Data extracted from a collection
START

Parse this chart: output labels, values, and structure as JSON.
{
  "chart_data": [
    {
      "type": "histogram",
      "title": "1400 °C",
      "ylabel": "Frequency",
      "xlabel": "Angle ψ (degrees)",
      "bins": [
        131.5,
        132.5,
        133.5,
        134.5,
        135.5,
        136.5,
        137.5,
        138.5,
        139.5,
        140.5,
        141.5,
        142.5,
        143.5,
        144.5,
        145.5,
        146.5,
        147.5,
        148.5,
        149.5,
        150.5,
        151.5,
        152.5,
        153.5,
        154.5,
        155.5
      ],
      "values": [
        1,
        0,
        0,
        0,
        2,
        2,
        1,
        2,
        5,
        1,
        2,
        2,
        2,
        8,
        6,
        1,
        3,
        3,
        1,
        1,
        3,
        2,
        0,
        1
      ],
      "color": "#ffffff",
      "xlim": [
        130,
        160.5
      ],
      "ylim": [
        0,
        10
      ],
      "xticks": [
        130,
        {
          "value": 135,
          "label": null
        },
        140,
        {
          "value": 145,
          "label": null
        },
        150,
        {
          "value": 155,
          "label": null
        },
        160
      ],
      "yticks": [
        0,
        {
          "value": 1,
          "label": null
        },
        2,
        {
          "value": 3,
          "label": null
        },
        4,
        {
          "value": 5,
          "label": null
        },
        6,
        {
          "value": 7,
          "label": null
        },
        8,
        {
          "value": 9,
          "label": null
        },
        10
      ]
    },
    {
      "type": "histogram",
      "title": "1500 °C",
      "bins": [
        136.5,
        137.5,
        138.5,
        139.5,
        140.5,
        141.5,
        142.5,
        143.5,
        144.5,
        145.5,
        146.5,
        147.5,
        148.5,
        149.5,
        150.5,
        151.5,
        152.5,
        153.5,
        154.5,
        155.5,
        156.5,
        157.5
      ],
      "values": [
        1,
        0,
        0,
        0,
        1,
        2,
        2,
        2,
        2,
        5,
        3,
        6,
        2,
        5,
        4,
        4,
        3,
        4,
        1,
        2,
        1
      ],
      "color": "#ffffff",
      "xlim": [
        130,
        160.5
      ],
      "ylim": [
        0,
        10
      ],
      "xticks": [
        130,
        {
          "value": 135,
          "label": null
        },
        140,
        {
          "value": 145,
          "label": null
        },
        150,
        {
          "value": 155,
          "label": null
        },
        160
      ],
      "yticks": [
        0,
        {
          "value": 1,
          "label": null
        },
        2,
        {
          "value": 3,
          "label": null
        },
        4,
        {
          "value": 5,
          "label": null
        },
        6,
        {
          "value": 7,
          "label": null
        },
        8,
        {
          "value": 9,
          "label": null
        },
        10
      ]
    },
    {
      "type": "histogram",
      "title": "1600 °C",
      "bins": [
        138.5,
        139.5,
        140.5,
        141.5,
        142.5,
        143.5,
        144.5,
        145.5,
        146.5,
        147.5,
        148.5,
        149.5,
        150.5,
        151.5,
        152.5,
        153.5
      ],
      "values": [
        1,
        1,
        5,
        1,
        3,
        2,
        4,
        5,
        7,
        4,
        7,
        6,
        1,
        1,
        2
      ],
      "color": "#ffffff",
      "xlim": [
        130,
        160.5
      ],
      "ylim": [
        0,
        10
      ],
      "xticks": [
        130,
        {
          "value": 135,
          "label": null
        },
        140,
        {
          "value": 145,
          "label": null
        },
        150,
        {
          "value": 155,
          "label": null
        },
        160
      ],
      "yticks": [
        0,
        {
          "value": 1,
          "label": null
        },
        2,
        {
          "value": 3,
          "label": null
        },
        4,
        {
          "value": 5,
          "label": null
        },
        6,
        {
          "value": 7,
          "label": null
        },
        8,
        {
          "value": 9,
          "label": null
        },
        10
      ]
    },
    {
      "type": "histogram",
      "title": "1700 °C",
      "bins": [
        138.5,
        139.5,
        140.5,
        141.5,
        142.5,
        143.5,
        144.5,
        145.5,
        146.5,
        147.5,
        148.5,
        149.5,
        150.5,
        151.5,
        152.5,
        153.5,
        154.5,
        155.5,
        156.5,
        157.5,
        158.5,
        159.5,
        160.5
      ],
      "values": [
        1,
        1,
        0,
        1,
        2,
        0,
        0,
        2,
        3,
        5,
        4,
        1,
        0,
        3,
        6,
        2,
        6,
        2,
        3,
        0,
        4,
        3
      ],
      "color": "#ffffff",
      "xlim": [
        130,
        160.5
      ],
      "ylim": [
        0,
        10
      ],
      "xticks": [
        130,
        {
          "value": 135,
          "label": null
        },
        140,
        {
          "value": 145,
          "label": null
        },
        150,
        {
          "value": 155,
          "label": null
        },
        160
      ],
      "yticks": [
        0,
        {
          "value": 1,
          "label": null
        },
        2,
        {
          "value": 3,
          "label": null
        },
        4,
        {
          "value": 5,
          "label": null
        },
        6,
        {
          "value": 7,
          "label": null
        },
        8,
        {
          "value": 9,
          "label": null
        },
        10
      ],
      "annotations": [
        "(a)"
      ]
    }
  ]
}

END

▶ [To be done]:
Give the entries again in full, exactly as they are written.

▶ [Written solution]:
Parse this chart: output labels, values, and structure as JSON.
{
  "chart_data": [
    {
      "type": "histogram",
      "title": "1400 °C",
      "ylabel": "Frequency",
      "xlabel": "Angle ψ (degrees)",
      "bins": [
        131.5,
        132.5,
        133.5,
        134.5,
        135.5,
        136.5,
        137.5,
        138.5,
        139.5,
        140.5,
        141.5,
        142.5,
        143.5,
        144.5,
        145.5,
        146.5,
        147.5,
        148.5,
        149.5,
        150.5,
        151.5,
        152.5,
        153.5,
        154.5,
        155.5
      ],
      "values": [
        1,
        0,
        0,
        0,
        2,
        2,
        1,
        2,
        5,
        1,
        2,
        2,
        2,
        8,
        6,
        1,
        3,
        3,
        1,
        1,
        3,
        2,
        0,
        1
      ],
      "color": "#ffffff",
      "xlim": [
        130,
        160.5
      ],
      "ylim": [
        0,
        10
      ],
      "xticks": [
        130,
        {
          "value": 135,
          "label": null
        },
        140,
        {
          "value": 145,
          "label": null
        },
        150,
        {
          "value": 155,
          "label": null
        },
        160
      ],
      "yticks": [
        0,
        {
          "value": 1,
          "label": null
        },
        2,
        {
          "value": 3,
          "label": null
        },
        4,
        {
          "value": 5,
          "label": null
        },
        6,
        {
          "value": 7,
          "label": null
        },
        8,
        {
          "value": 9,
          "label": null
        },
        10
      ]
    },
    {
      "type": "histogram",
      "title": "1500 °C",
      "bins": [
        136.5,
        137.5,
        138.5,
        139.5,
        140.5,
        141.5,
        142.5,
        143.5,
        144.5,
        145.5,
        146.5,
        147.5,
        148.5,
        149.5,
        150.5,
        151.5,
        152.5,
        153.5,
        154.5,
        155.5,
        156.5,
        157.5
      ],
      "values": [
        1,
        0,
        0,
        0,
        1,
        2,
        2,
        2,
        2,
        5,
        3,
        6,
        2,
        5,
        4,
        4,
        3,
        4,
        1,
        2,
        1
      ],
      "color": "#ffffff",
      "xlim": [
        130,
        160.5
      ],
      "ylim": [
        0,
        10
      ],
      "xticks": [
        130,
        {
          "value": 135,
          "label": null
        },
        140,
        {
          "value": 145,
          "label": null
        },
        150,
        {
          "value": 155,
          "label": null
        },
        160
      ],
      "yticks": [
        0,
        {
          "value": 1,
          "label": null
        },
        2,
        {
          "value": 3,
          "label": null
        },
        4,
        {
          "value": 5,
          "label": null
        },
        6,
        {
          "value": 7,
          "label": null
        },
        8,
        {
          "value": 9,
          "label": null
        },
        10
      ]
    },
    {
      "type": "histogram",
      "title": "1600 °C",
      "bins": [
        138.5,
        139.5,
        140.5,
        141.5,
        142.5,
        143.5,
        144.5,
        145.5,
        146.5,
        147.5,
        148.5,
        149.5,
        150.5,
        151.5,
        152.5,
        153.5
      ],
      "values": [
        1,
        1,
        5,
        1,
        3,
        2,
        4,
        5,
        7,
        4,
        7,
        6,
        1,
        1,
        2
      ],
      "color": "#ffffff",
      "xlim": [
        130,
        160.5
      ],
      "ylim": [
        0,
        10
      ],
      "xticks": [
        130,
        {
          "value": 135,
          "label": null
        },
        140,
        {
          "value": 145,
          "label": null
        },
        150,
        {
          "value": 155,
          "label": null
        },
        160
      ],
      "yticks": [
        0,
        {
          "value": 1,
          "label": null
        },
        2,
        {
          "value": 3,
          "label": null
        },
        4,
        {
          "value": 5,
          "label": null
        },
        6,
        {
          "value": 7,
          "label": null
        },
        8,
        {
          "value": 9,
          "label": null
        },
        10
      ]
    },
    {
      "type": "histogram",
      "title": "1700 °C",
      "bins": [
        138.5,
        139.5,
        140.5,
        141.5,
        142.5,
        143.5,
        144.5,
        145.5,
        146.5,
        147.5,
        148.5,
        149.5,
        150.5,
        151.5,
        152.5,
        153.5,
        154.5,
        155.5,
        156.5,
        157.5,
        158.5,
        159.5,
        160.5
      ],
      "values": [
        1,
        1,
        0,
        1,
        2,
        0,
        0,
        2,
        3,
        5,
        4,
        1,
        0,
        3,
        6,
        2,
        6,
        2,
        3,
        0,
        4,
        3
      ],
      "color": "#ffffff",
      "xlim": [
        130,
        160.5
      ],
      "ylim": [
        0,
        10
      ],
      "xticks": [
        130,
        {
          "value": 135,
          "label": null
        },
        140,
        {
          "value": 145,
          "label": null
        },
        150,
        {
          "value": 155,
          "label": null
        },
        160
      ],
      "yticks": [
        0,
        {
          "value": 1,
          "label": null
        },
        2,
        {
          "value": 3,
          "label": null
        },
        4,
        {
          "value": 5,
          "label": null
        },
        6,
        {
          "value": 7,
          "label": null
        },
        8,
        {
          "value": 9,
          "label": null
        },
        10
      ],
      "annotations": [
        "(a)"
      ]
    }
  ]
}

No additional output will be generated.